◆ Direction
Set out each line from the following listing that includes the word "fffefe".

Figure content listings
_ _ _ _
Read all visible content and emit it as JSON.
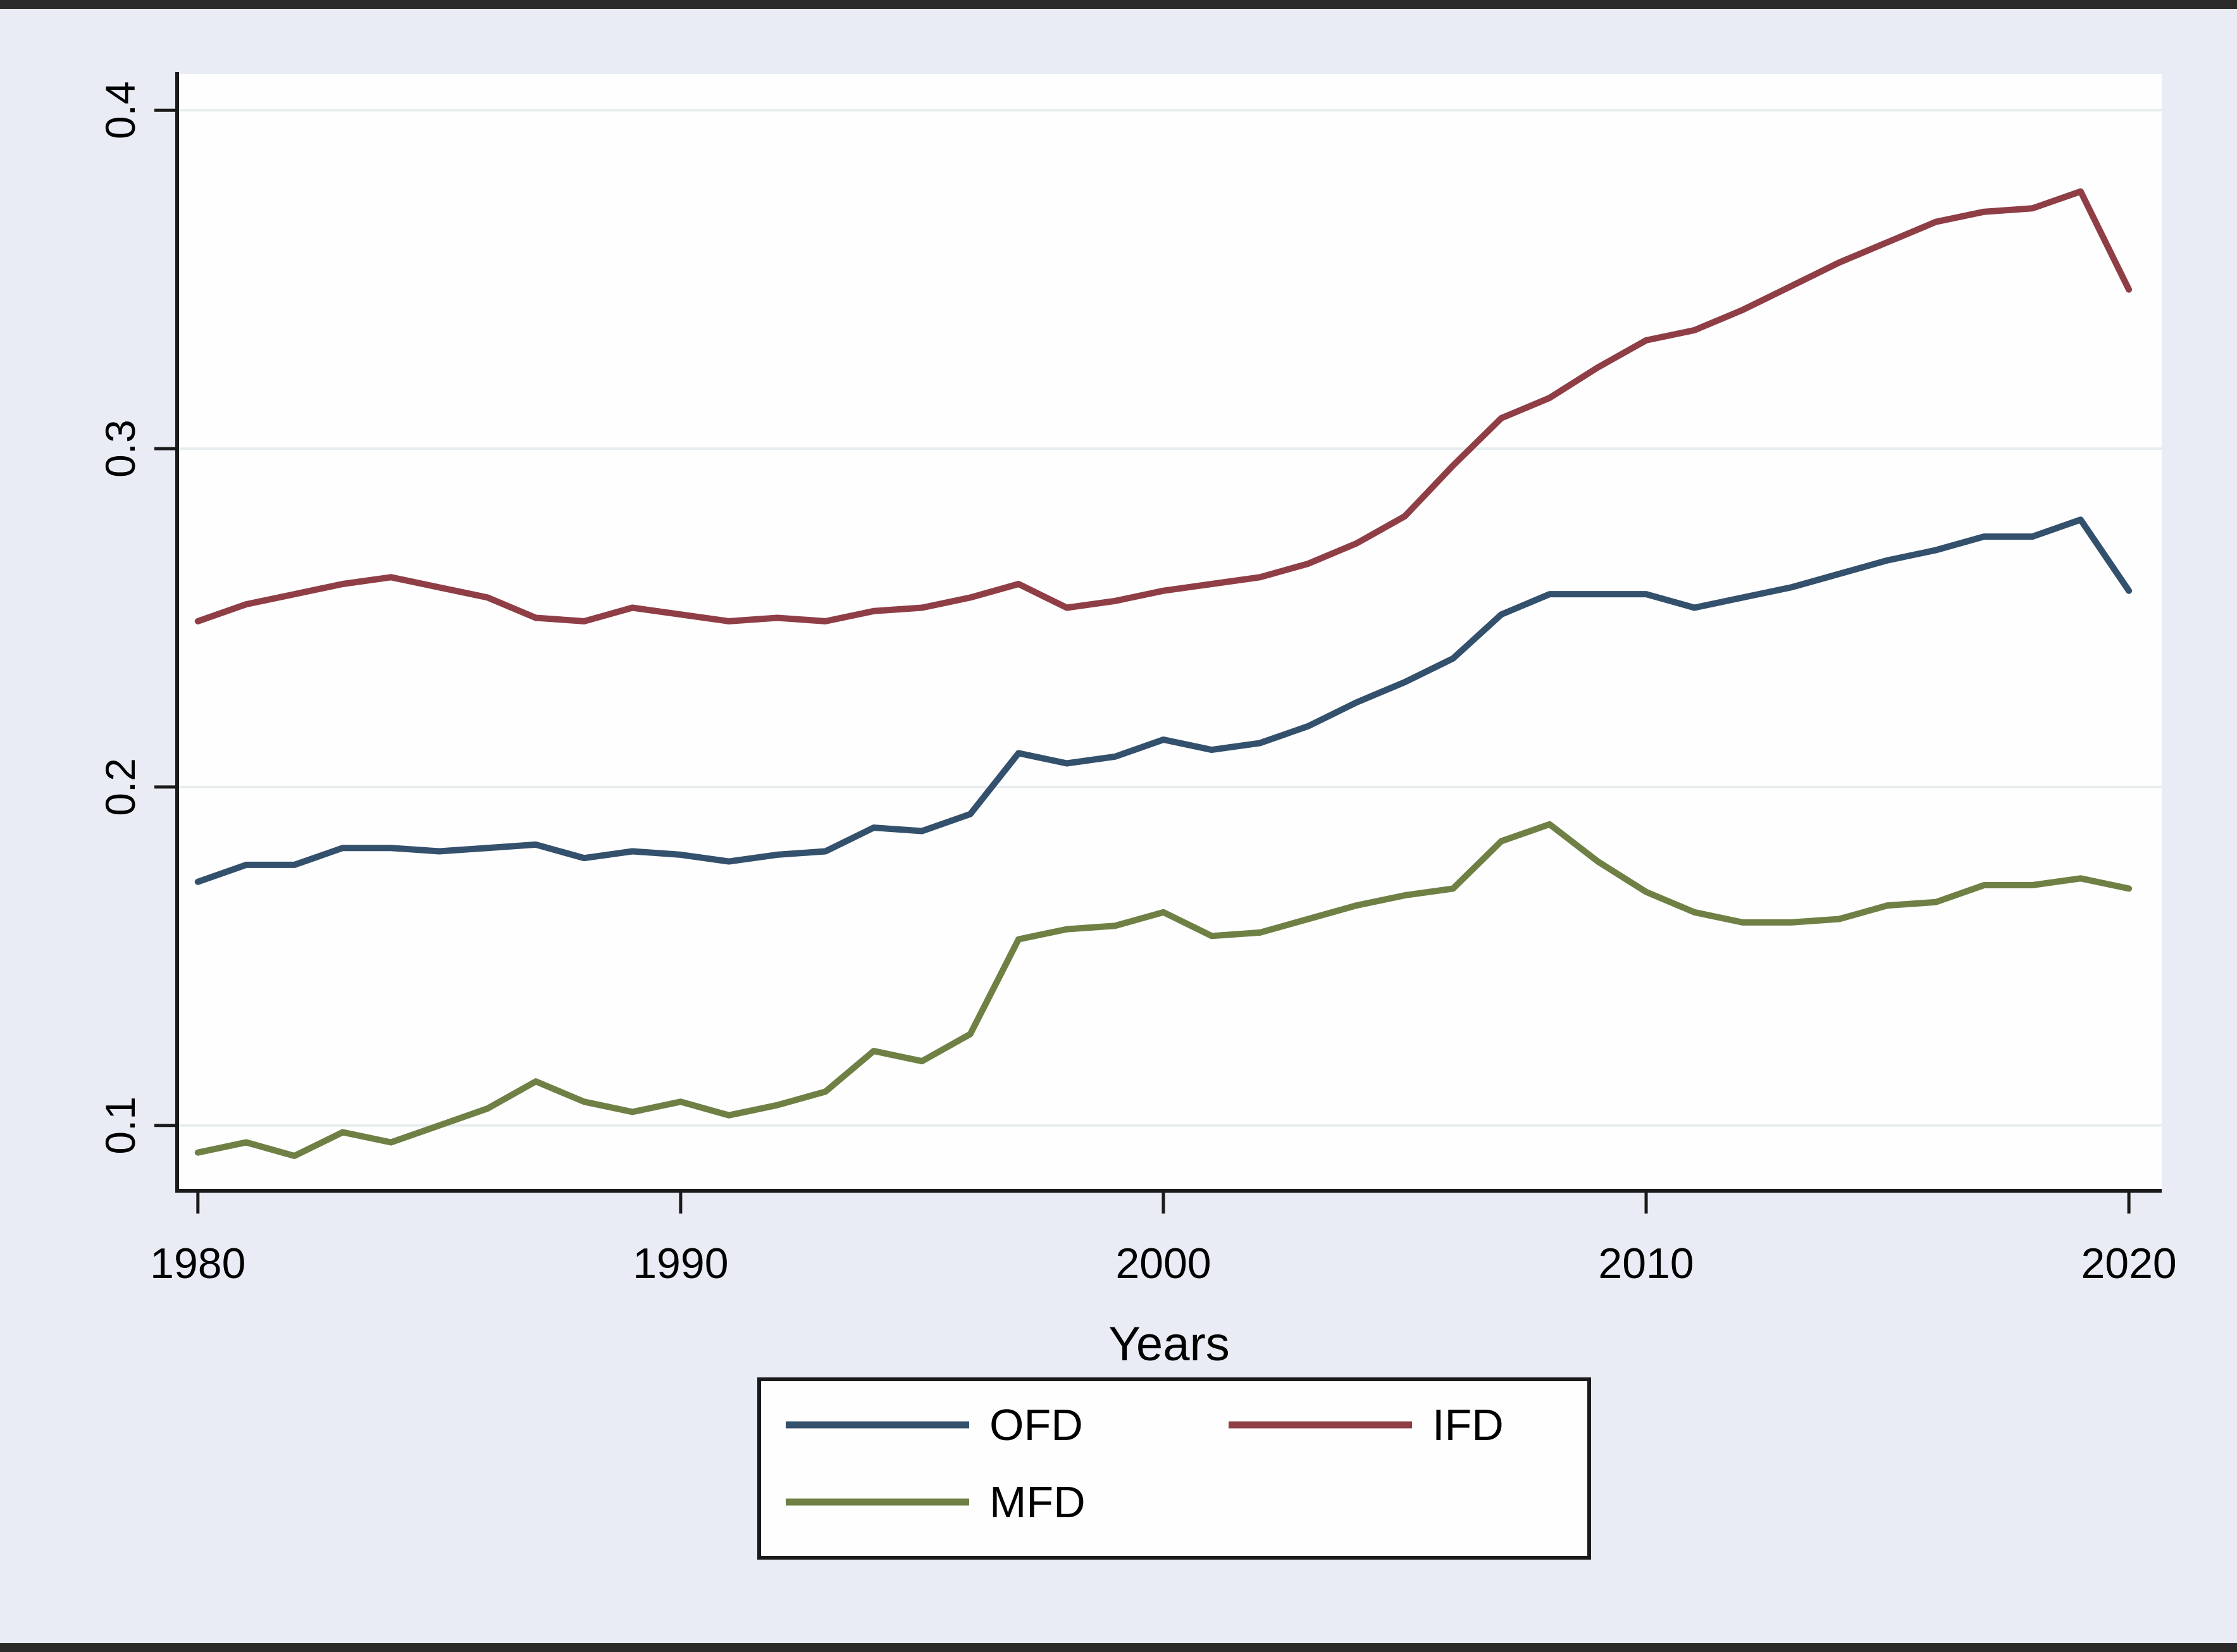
{
  "figure": {
    "background": "#e9ecf4",
    "plot_background": "#fffefe",
    "edge_strip_color": "#2a2a2a"
  },
  "chart_data": {
    "type": "line",
    "title": "",
    "xlabel": "Years",
    "ylabel": "",
    "x": [
      1980,
      1981,
      1982,
      1983,
      1984,
      1985,
      1986,
      1987,
      1988,
      1989,
      1990,
      1991,
      1992,
      1993,
      1994,
      1995,
      1996,
      1997,
      1998,
      1999,
      2000,
      2001,
      2002,
      2003,
      2004,
      2005,
      2006,
      2007,
      2008,
      2009,
      2010,
      2011,
      2012,
      2013,
      2014,
      2015,
      2016,
      2017,
      2018,
      2019,
      2020
    ],
    "series": [
      {
        "name": "OFD",
        "color": "#33506c",
        "values": [
          0.172,
          0.177,
          0.177,
          0.182,
          0.182,
          0.181,
          0.182,
          0.183,
          0.179,
          0.181,
          0.18,
          0.178,
          0.18,
          0.181,
          0.188,
          0.187,
          0.192,
          0.21,
          0.207,
          0.209,
          0.214,
          0.211,
          0.213,
          0.218,
          0.225,
          0.231,
          0.238,
          0.251,
          0.257,
          0.257,
          0.257,
          0.253,
          0.256,
          0.259,
          0.263,
          0.267,
          0.27,
          0.274,
          0.274,
          0.279,
          0.258
        ]
      },
      {
        "name": "IFD",
        "color": "#8f3e46",
        "values": [
          0.249,
          0.254,
          0.257,
          0.26,
          0.262,
          0.259,
          0.256,
          0.25,
          0.249,
          0.253,
          0.251,
          0.249,
          0.25,
          0.249,
          0.252,
          0.253,
          0.256,
          0.26,
          0.253,
          0.255,
          0.258,
          0.26,
          0.262,
          0.266,
          0.272,
          0.28,
          0.295,
          0.309,
          0.315,
          0.324,
          0.332,
          0.335,
          0.341,
          0.348,
          0.355,
          0.361,
          0.367,
          0.37,
          0.371,
          0.376,
          0.347
        ]
      },
      {
        "name": "MFD",
        "color": "#6f8045",
        "values": [
          0.092,
          0.095,
          0.091,
          0.098,
          0.095,
          0.1,
          0.105,
          0.113,
          0.107,
          0.104,
          0.107,
          0.103,
          0.106,
          0.11,
          0.122,
          0.119,
          0.127,
          0.155,
          0.158,
          0.159,
          0.163,
          0.156,
          0.157,
          0.161,
          0.165,
          0.168,
          0.17,
          0.184,
          0.189,
          0.178,
          0.169,
          0.163,
          0.16,
          0.16,
          0.161,
          0.165,
          0.166,
          0.171,
          0.171,
          0.173,
          0.17
        ]
      }
    ],
    "xlim": [
      1979.57,
      2020.68
    ],
    "ylim": [
      0.0807,
      0.4107
    ],
    "x_ticks": [
      1980,
      1990,
      2000,
      2010,
      2020
    ],
    "x_tick_labels": [
      "1980",
      "1990",
      "2000",
      "2010",
      "2020"
    ],
    "y_ticks": [
      0.1,
      0.2,
      0.3,
      0.4
    ],
    "y_tick_labels": [
      "0.1",
      "0.2",
      "0.3",
      "0.4"
    ],
    "grid": "horizontal",
    "gridline_color": "#e7edee",
    "axis_color": "#1a1a1a",
    "legend": {
      "position": "bottom-center",
      "columns": 2,
      "entries": [
        "OFD",
        "IFD",
        "MFD"
      ],
      "border_color": "#1a1a1a",
      "background": "#fffefe"
    }
  }
}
_ _ _ _
◆ Full response
    "plot_background": "#fffefe",
      "background": "#fffefe"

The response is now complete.